[Required work]: Write the records out again, precisely as they stand.

[Records shown]:
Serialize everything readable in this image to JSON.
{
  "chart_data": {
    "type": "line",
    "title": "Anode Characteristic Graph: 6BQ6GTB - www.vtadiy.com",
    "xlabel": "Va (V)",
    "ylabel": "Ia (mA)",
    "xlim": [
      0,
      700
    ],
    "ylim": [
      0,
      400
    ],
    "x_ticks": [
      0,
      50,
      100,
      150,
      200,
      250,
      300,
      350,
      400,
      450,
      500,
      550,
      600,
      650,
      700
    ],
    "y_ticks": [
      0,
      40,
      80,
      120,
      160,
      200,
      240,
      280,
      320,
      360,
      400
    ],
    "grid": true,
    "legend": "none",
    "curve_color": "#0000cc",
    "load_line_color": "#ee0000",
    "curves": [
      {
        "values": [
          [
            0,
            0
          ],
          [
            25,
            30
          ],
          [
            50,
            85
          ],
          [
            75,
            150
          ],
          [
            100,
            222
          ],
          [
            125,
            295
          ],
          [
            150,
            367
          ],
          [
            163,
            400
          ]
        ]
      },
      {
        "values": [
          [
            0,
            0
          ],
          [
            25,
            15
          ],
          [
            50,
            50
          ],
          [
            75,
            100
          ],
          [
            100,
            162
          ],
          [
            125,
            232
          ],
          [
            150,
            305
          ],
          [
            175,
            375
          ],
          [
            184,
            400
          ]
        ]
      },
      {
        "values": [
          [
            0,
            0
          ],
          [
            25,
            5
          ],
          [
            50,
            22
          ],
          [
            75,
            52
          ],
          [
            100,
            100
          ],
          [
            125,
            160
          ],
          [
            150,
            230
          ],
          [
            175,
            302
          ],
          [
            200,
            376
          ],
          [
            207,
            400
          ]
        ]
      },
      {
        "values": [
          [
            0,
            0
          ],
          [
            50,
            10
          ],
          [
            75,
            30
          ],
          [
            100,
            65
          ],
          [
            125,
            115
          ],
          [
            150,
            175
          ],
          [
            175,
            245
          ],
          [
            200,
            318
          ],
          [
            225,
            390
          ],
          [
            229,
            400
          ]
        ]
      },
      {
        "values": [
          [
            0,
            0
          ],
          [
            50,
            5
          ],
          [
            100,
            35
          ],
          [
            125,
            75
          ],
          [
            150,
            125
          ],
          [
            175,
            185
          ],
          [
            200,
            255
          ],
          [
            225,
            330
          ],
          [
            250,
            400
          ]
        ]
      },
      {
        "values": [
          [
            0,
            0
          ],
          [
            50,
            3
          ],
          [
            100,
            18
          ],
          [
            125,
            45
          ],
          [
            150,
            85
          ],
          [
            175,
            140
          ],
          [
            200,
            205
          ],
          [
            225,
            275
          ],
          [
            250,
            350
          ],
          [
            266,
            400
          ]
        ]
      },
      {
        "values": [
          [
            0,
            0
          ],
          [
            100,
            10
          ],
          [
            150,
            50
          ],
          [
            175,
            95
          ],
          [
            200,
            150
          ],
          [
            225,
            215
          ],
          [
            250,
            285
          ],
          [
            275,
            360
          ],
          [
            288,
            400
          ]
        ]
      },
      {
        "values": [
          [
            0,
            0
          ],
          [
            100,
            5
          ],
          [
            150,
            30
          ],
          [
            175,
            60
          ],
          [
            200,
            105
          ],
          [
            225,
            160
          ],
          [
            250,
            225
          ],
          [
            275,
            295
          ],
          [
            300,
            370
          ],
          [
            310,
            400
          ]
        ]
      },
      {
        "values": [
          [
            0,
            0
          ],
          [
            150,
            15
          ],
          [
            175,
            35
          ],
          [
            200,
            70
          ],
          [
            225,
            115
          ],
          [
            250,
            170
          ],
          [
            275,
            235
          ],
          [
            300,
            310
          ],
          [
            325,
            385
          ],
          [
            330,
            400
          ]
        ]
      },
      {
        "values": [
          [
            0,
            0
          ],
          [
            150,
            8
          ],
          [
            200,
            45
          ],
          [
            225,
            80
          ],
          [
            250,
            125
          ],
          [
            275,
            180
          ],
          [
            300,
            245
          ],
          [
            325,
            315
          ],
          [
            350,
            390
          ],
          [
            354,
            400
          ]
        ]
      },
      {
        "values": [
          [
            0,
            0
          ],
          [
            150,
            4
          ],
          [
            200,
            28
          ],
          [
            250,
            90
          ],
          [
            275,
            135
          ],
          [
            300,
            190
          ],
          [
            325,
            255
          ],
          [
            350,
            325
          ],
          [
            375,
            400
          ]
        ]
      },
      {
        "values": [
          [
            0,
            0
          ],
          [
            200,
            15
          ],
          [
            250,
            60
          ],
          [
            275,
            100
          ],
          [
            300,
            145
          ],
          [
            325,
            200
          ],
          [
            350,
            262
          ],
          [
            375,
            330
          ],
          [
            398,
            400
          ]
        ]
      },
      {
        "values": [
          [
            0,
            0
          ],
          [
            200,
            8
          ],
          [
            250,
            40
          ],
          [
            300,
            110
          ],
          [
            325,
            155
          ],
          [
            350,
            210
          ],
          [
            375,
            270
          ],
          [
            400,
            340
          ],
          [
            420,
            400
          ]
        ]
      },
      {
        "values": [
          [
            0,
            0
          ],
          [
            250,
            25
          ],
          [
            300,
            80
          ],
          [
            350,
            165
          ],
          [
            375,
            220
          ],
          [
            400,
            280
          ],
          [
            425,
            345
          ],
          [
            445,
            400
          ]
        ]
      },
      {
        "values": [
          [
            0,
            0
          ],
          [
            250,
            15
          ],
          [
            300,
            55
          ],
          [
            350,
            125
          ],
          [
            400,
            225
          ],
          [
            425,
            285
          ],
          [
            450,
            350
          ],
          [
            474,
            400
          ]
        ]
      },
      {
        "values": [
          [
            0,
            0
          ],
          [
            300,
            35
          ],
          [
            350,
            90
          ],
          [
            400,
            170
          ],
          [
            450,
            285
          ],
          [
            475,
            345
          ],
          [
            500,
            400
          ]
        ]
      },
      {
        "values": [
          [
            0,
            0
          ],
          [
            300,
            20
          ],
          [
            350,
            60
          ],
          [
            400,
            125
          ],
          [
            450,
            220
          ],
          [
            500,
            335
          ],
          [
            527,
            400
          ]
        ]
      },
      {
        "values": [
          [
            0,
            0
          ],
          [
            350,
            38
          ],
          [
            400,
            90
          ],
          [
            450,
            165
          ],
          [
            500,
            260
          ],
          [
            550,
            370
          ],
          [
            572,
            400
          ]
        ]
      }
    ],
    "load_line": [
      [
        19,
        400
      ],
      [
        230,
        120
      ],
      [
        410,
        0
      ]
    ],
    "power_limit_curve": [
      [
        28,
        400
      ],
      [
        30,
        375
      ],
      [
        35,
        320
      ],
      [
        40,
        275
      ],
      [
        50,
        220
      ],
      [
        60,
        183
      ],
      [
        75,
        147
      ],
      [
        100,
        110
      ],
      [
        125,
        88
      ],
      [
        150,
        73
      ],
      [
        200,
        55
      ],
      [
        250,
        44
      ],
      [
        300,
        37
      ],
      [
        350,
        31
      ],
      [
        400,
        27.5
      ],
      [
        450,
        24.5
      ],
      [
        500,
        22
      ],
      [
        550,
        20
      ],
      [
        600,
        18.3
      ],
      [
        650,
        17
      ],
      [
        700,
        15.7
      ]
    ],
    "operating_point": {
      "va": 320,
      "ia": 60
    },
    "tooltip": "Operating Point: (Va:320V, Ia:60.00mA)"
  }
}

[Output for this task]:
Serialize everything readable in this image to JSON.
{
  "chart_data": {
    "type": "line",
    "title": "Anode Characteristic Graph: 6BQ6GTB - www.vtadiy.com",
    "xlabel": "Va (V)",
    "ylabel": "Ia (mA)",
    "xlim": [
      0,
      700
    ],
    "ylim": [
      0,
      400
    ],
    "x_ticks": [
      0,
      50,
      100,
      150,
      200,
      250,
      300,
      350,
      400,
      450,
      500,
      550,
      600,
      650,
      700
    ],
    "y_ticks": [
      0,
      40,
      80,
      120,
      160,
      200,
      240,
      280,
      320,
      360,
      400
    ],
    "grid": true,
    "legend": "none",
    "curve_color": "#0000cc",
    "load_line_color": "#ee0000",
    "curves": [
      {
        "values": [
          [
            0,
            0
          ],
          [
            25,
            30
          ],
          [
            50,
            85
          ],
          [
            75,
            150
          ],
          [
            100,
            222
          ],
          [
            125,
            295
          ],
          [
            150,
            367
          ],
          [
            163,
            400
          ]
        ]
      },
      {
        "values": [
          [
            0,
            0
          ],
          [
            25,
            15
          ],
          [
            50,
            50
          ],
          [
            75,
            100
          ],
          [
            100,
            162
          ],
          [
            125,
            232
          ],
          [
            150,
            305
          ],
          [
            175,
            375
          ],
          [
            184,
            400
          ]
        ]
      },
      {
        "values": [
          [
            0,
            0
          ],
          [
            25,
            5
          ],
          [
            50,
            22
          ],
          [
            75,
            52
          ],
          [
            100,
            100
          ],
          [
            125,
            160
          ],
          [
            150,
            230
          ],
          [
            175,
            302
          ],
          [
            200,
            376
          ],
          [
            207,
            400
          ]
        ]
      },
      {
        "values": [
          [
            0,
            0
          ],
          [
            50,
            10
          ],
          [
            75,
            30
          ],
          [
            100,
            65
          ],
          [
            125,
            115
          ],
          [
            150,
            175
          ],
          [
            175,
            245
          ],
          [
            200,
            318
          ],
          [
            225,
            390
          ],
          [
            229,
            400
          ]
        ]
      },
      {
        "values": [
          [
            0,
            0
          ],
          [
            50,
            5
          ],
          [
            100,
            35
          ],
          [
            125,
            75
          ],
          [
            150,
            125
          ],
          [
            175,
            185
          ],
          [
            200,
            255
          ],
          [
            225,
            330
          ],
          [
            250,
            400
          ]
        ]
      },
      {
        "values": [
          [
            0,
            0
          ],
          [
            50,
            3
          ],
          [
            100,
            18
          ],
          [
            125,
            45
          ],
          [
            150,
            85
          ],
          [
            175,
            140
          ],
          [
            200,
            205
          ],
          [
            225,
            275
          ],
          [
            250,
            350
          ],
          [
            266,
            400
          ]
        ]
      },
      {
        "values": [
          [
            0,
            0
          ],
          [
            100,
            10
          ],
          [
            150,
            50
          ],
          [
            175,
            95
          ],
          [
            200,
            150
          ],
          [
            225,
            215
          ],
          [
            250,
            285
          ],
          [
            275,
            360
          ],
          [
            288,
            400
          ]
        ]
      },
      {
        "values": [
          [
            0,
            0
          ],
          [
            100,
            5
          ],
          [
            150,
            30
          ],
          [
            175,
            60
          ],
          [
            200,
            105
          ],
          [
            225,
            160
          ],
          [
            250,
            225
          ],
          [
            275,
            295
          ],
          [
            300,
            370
          ],
          [
            310,
            400
          ]
        ]
      },
      {
        "values": [
          [
            0,
            0
          ],
          [
            150,
            15
          ],
          [
            175,
            35
          ],
          [
            200,
            70
          ],
          [
            225,
            115
          ],
          [
            250,
            170
          ],
          [
            275,
            235
          ],
          [
            300,
            310
          ],
          [
            325,
            385
          ],
          [
            330,
            400
          ]
        ]
      },
      {
        "values": [
          [
            0,
            0
          ],
          [
            150,
            8
          ],
          [
            200,
            45
          ],
          [
            225,
            80
          ],
          [
            250,
            125
          ],
          [
            275,
            180
          ],
          [
            300,
            245
          ],
          [
            325,
            315
          ],
          [
            350,
            390
          ],
          [
            354,
            400
          ]
        ]
      },
      {
        "values": [
          [
            0,
            0
          ],
          [
            150,
            4
          ],
          [
            200,
            28
          ],
          [
            250,
            90
          ],
          [
            275,
            135
          ],
          [
            300,
            190
          ],
          [
            325,
            255
          ],
          [
            350,
            325
          ],
          [
            375,
            400
          ]
        ]
      },
      {
        "values": [
          [
            0,
            0
          ],
          [
            200,
            15
          ],
          [
            250,
            60
          ],
          [
            275,
            100
          ],
          [
            300,
            145
          ],
          [
            325,
            200
          ],
          [
            350,
            262
          ],
          [
            375,
            330
          ],
          [
            398,
            400
          ]
        ]
      },
      {
        "values": [
          [
            0,
            0
          ],
          [
            200,
            8
          ],
          [
            250,
            40
          ],
          [
            300,
            110
          ],
          [
            325,
            155
          ],
          [
            350,
            210
          ],
          [
            375,
            270
          ],
          [
            400,
            340
          ],
          [
            420,
            400
          ]
        ]
      },
      {
        "values": [
          [
            0,
            0
          ],
          [
            250,
            25
          ],
          [
            300,
            80
          ],
          [
            350,
            165
          ],
          [
            375,
            220
          ],
          [
            400,
            280
          ],
          [
            425,
            345
          ],
          [
            445,
            400
          ]
        ]
      },
      {
        "values": [
          [
            0,
            0
          ],
          [
            250,
            15
          ],
          [
            300,
            55
          ],
          [
            350,
            125
          ],
          [
            400,
            225
          ],
          [
            425,
            285
          ],
          [
            450,
            350
          ],
          [
            474,
            400
          ]
        ]
      },
      {
        "values": [
          [
            0,
            0
          ],
          [
            300,
            35
          ],
          [
            350,
            90
          ],
          [
            400,
            170
          ],
          [
            450,
            285
          ],
          [
            475,
            345
          ],
          [
            500,
            400
          ]
        ]
      },
      {
        "values": [
          [
            0,
            0
          ],
          [
            300,
            20
          ],
          [
            350,
            60
          ],
          [
            400,
            125
          ],
          [
            450,
            220
          ],
          [
            500,
            335
          ],
          [
            527,
            400
          ]
        ]
      },
      {
        "values": [
          [
            0,
            0
          ],
          [
            350,
            38
          ],
          [
            400,
            90
          ],
          [
            450,
            165
          ],
          [
            500,
            260
          ],
          [
            550,
            370
          ],
          [
            572,
            400
          ]
        ]
      }
    ],
    "load_line": [
      [
        19,
        400
      ],
      [
        230,
        120
      ],
      [
        410,
        0
      ]
    ],
    "power_limit_curve": [
      [
        28,
        400
      ],
      [
        30,
        375
      ],
      [
        35,
        320
      ],
      [
        40,
        275
      ],
      [
        50,
        220
      ],
      [
        60,
        183
      ],
      [
        75,
        147
      ],
      [
        100,
        110
      ],
      [
        125,
        88
      ],
      [
        150,
        73
      ],
      [
        200,
        55
      ],
      [
        250,
        44
      ],
      [
        300,
        37
      ],
      [
        350,
        31
      ],
      [
        400,
        27.5
      ],
      [
        450,
        24.5
      ],
      [
        500,
        22
      ],
      [
        550,
        20
      ],
      [
        600,
        18.3
      ],
      [
        650,
        17
      ],
      [
        700,
        15.7
      ]
    ],
    "operating_point": {
      "va": 320,
      "ia": 60
    },
    "tooltip": "Operating Point: (Va:320V, Ia:60.00mA)"
  }
}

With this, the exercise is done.